Stated problem: Reproduce the material word for word; the images stay out.

Entries supplied:

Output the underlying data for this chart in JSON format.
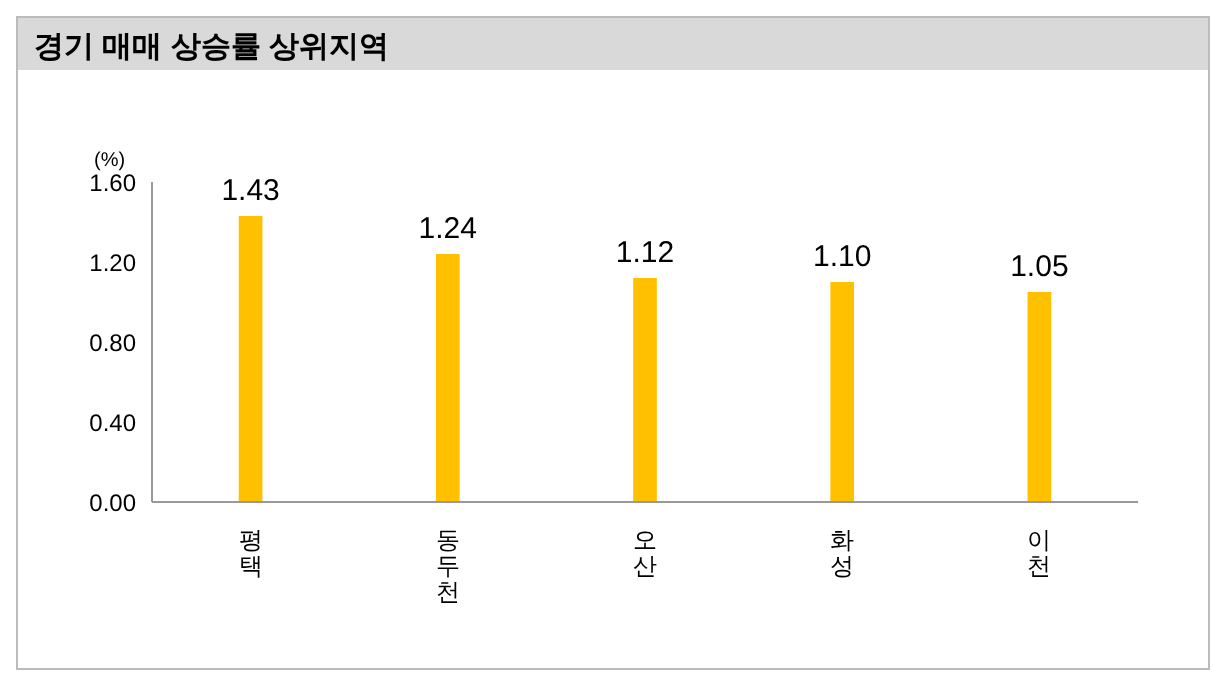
{
  "chart_data": {
    "type": "bar",
    "title": "경기 매매 상승률 상위지역",
    "ylabel": "(%)",
    "categories": [
      "평택",
      "동두천",
      "오산",
      "화성",
      "이천"
    ],
    "values": [
      1.43,
      1.24,
      1.12,
      1.1,
      1.05
    ],
    "color": "#ffc000",
    "value_labels": [
      "1.43",
      "1.24",
      "1.12",
      "1.10",
      "1.05"
    ],
    "ylim": [
      0,
      1.6
    ],
    "yticks": [
      {
        "value": 0,
        "label": "0.00"
      },
      {
        "value": 0.4,
        "label": "0.40"
      },
      {
        "value": 0.8,
        "label": "0.80"
      },
      {
        "value": 1.2,
        "label": "1.20"
      },
      {
        "value": 1.6,
        "label": "1.60"
      }
    ],
    "grid": false,
    "legend": false
  }
}
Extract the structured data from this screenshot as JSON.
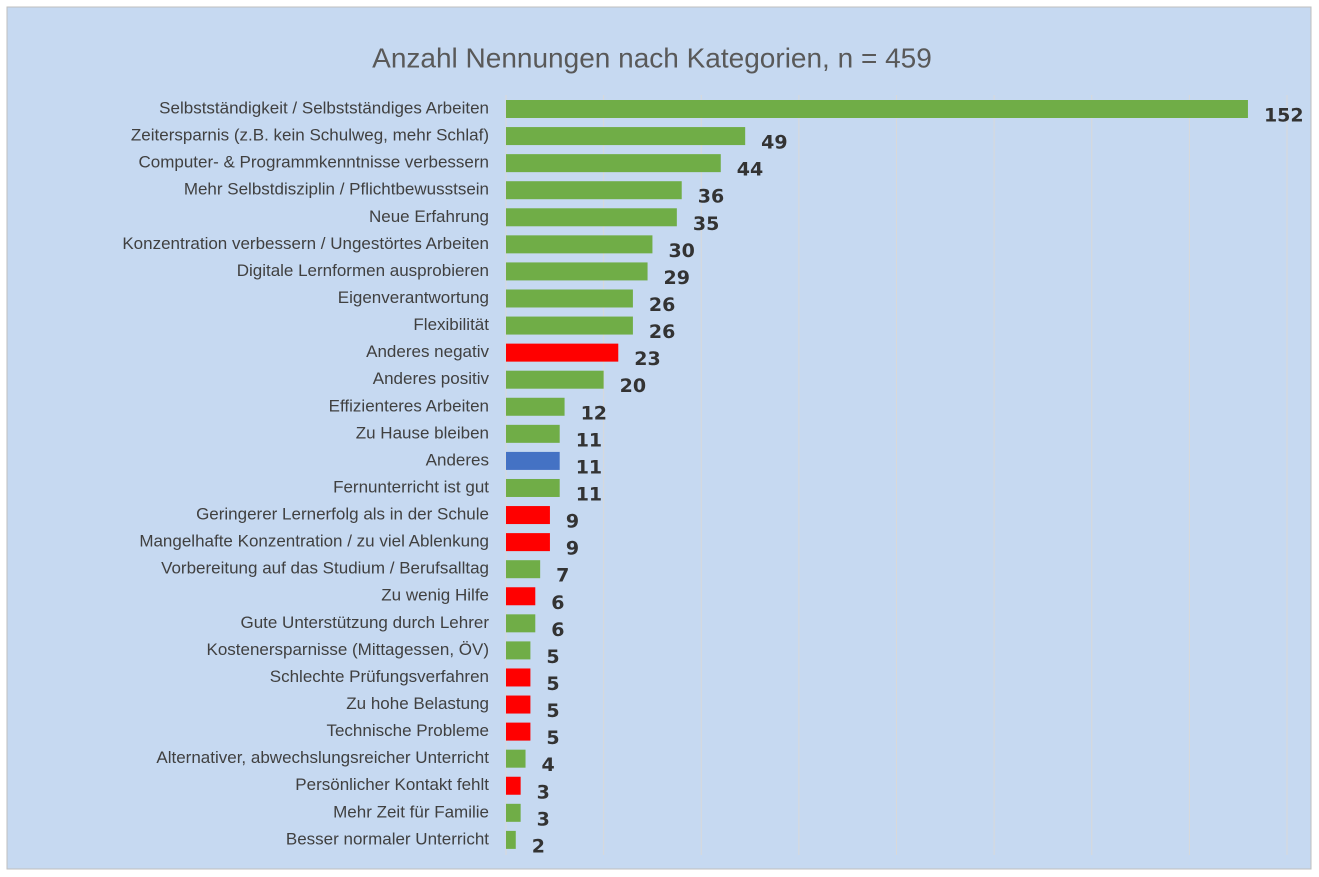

Exercise solution:
Output the underlying data for this chart in JSON format.
{
  "chart_data": {
    "type": "bar",
    "title": "경기 매매 상승률 상위지역",
    "ylabel": "(%)",
    "categories": [
      "평택",
      "동두천",
      "오산",
      "화성",
      "이천"
    ],
    "values": [
      1.43,
      1.24,
      1.12,
      1.1,
      1.05
    ],
    "color": "#ffc000",
    "value_labels": [
      "1.43",
      "1.24",
      "1.12",
      "1.10",
      "1.05"
    ],
    "ylim": [
      0,
      1.6
    ],
    "yticks": [
      {
        "value": 0,
        "label": "0.00"
      },
      {
        "value": 0.4,
        "label": "0.40"
      },
      {
        "value": 0.8,
        "label": "0.80"
      },
      {
        "value": 1.2,
        "label": "1.20"
      },
      {
        "value": 1.6,
        "label": "1.60"
      }
    ],
    "grid": false,
    "legend": false
  }
}
Extract the structured data from this screenshot as JSON.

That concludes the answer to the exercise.